> [Set task]: Look through the records below, and copy out every line that holds the string "AskFoto".
════════
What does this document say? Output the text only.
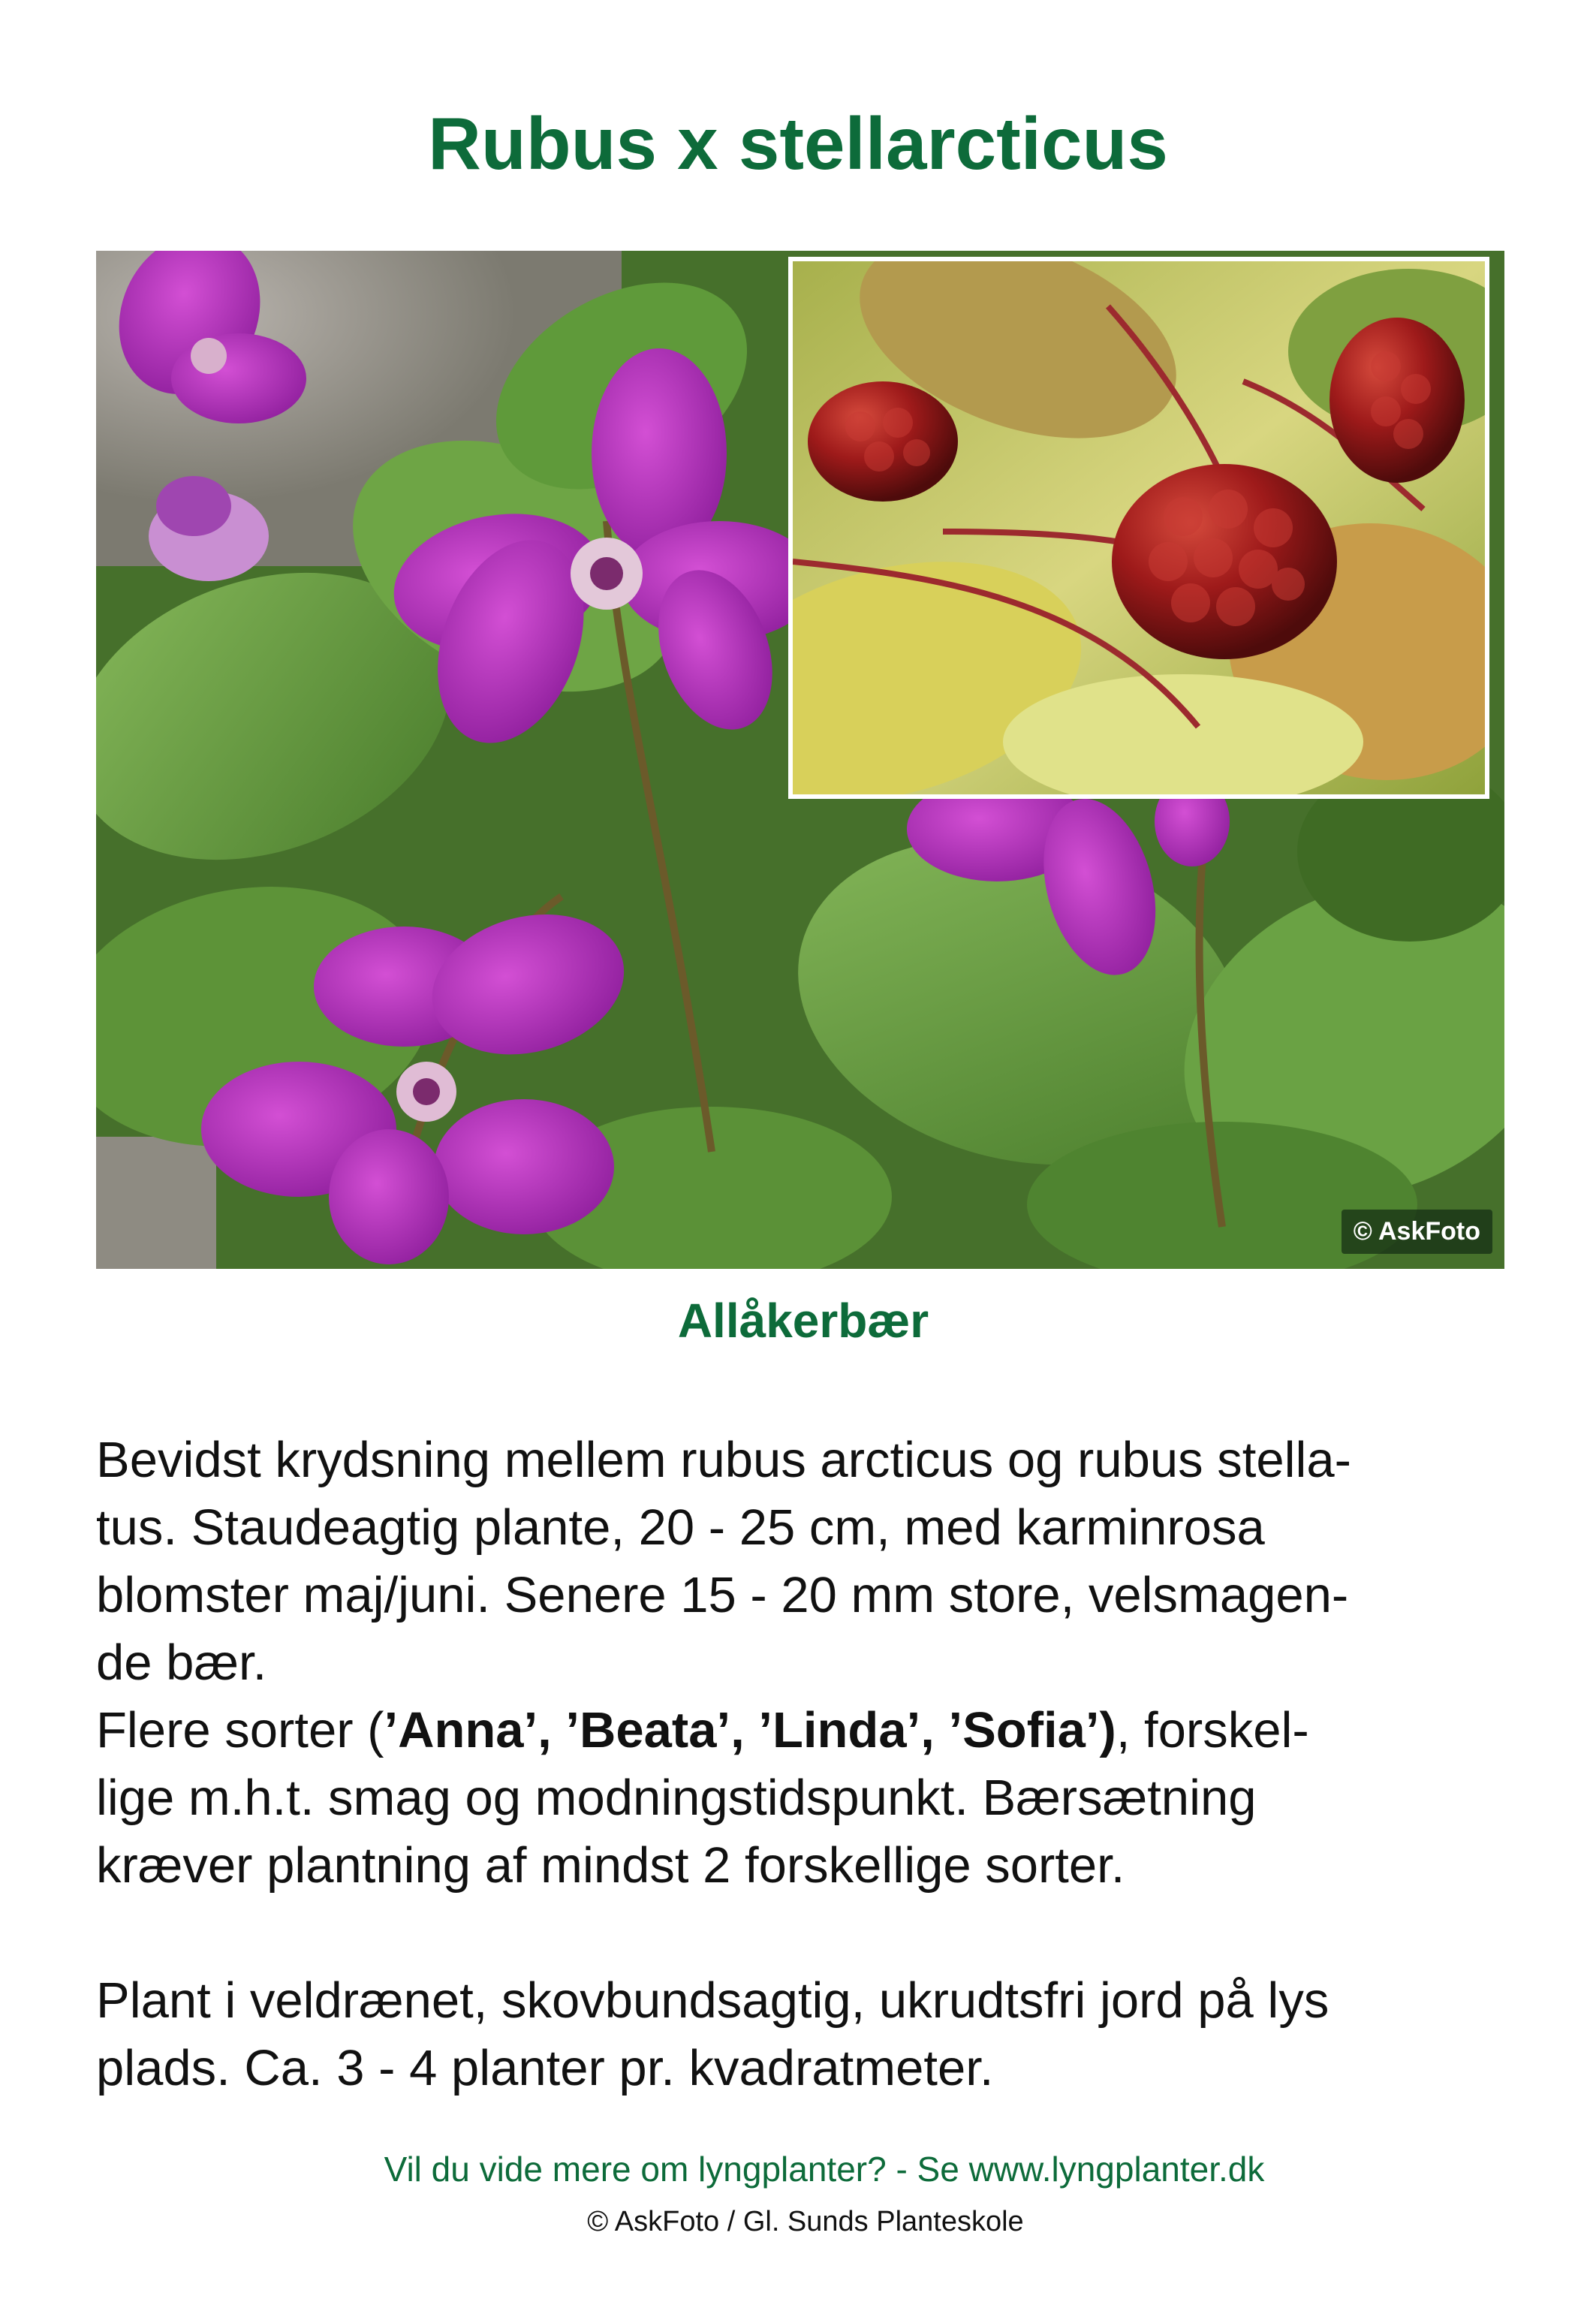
Rubus x stellarcticus
© AskFoto
Allåkerbær

Bevidst krydsning mellem rubus arcticus og rubus stella-

tus. Staudeagtig plante, 20 - 25 cm, med karminrosa

blomster maj/juni. Senere 15 - 20 mm store, velsmagen-

de bær.

Flere sorter (’Anna’, ’Beata’, ’Linda’, ’Sofia’), forskel-

lige m.h.t. smag og modningstidspunkt. Bærsætning

kræver plantning af mindst 2 forskellige sorter.

Plant i veldrænet, skovbundsagtig, ukrudtsfri jord på lys

plads. Ca. 3 - 4 planter pr. kvadratmeter.

Vil du vide mere om lyngplanter? - Se www.lyngplanter.dk
© AskFoto / Gl. Sunds Planteskole
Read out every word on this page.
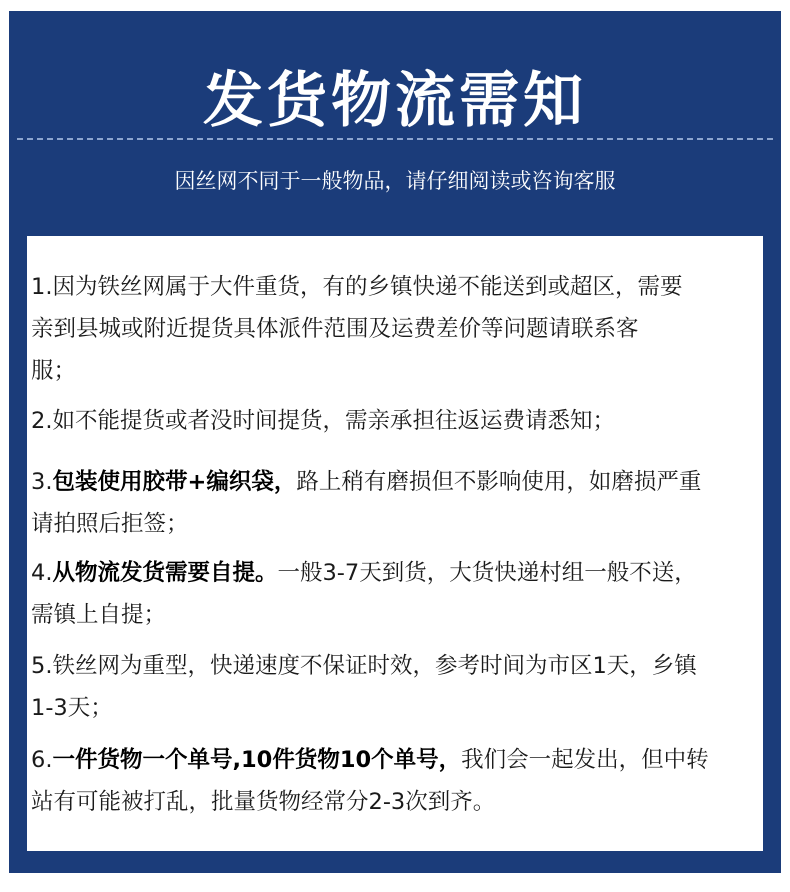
发货物流需知
因丝网不同于一般物品，请仔细阅读或咨询客服
1.因为铁丝网属于大件重货，有的乡镇快递不能送到或超区，需要
亲到县城或附近提货具体派件范围及运费差价等问题请联系客
服；
2.如不能提货或者没时间提货，需亲承担往返运费请悉知；
3.包装使用胶带+编织袋，路上稍有磨损但不影响使用，如磨损严重
请拍照后拒签；
4.从物流发货需要自提。一般3-7天到货，大货快递村组一般不送，
需镇上自提；
5.铁丝网为重型，快递速度不保证时效，参考时间为市区1天，乡镇
1-3天；
6.一件货物一个单号,10件货物10个单号，我们会一起发出，但中转
站有可能被打乱，批量货物经常分2-3次到齐。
════════
> [Answer in full]:
© AskFoto
© AskFoto / Gl. Sunds Planteskole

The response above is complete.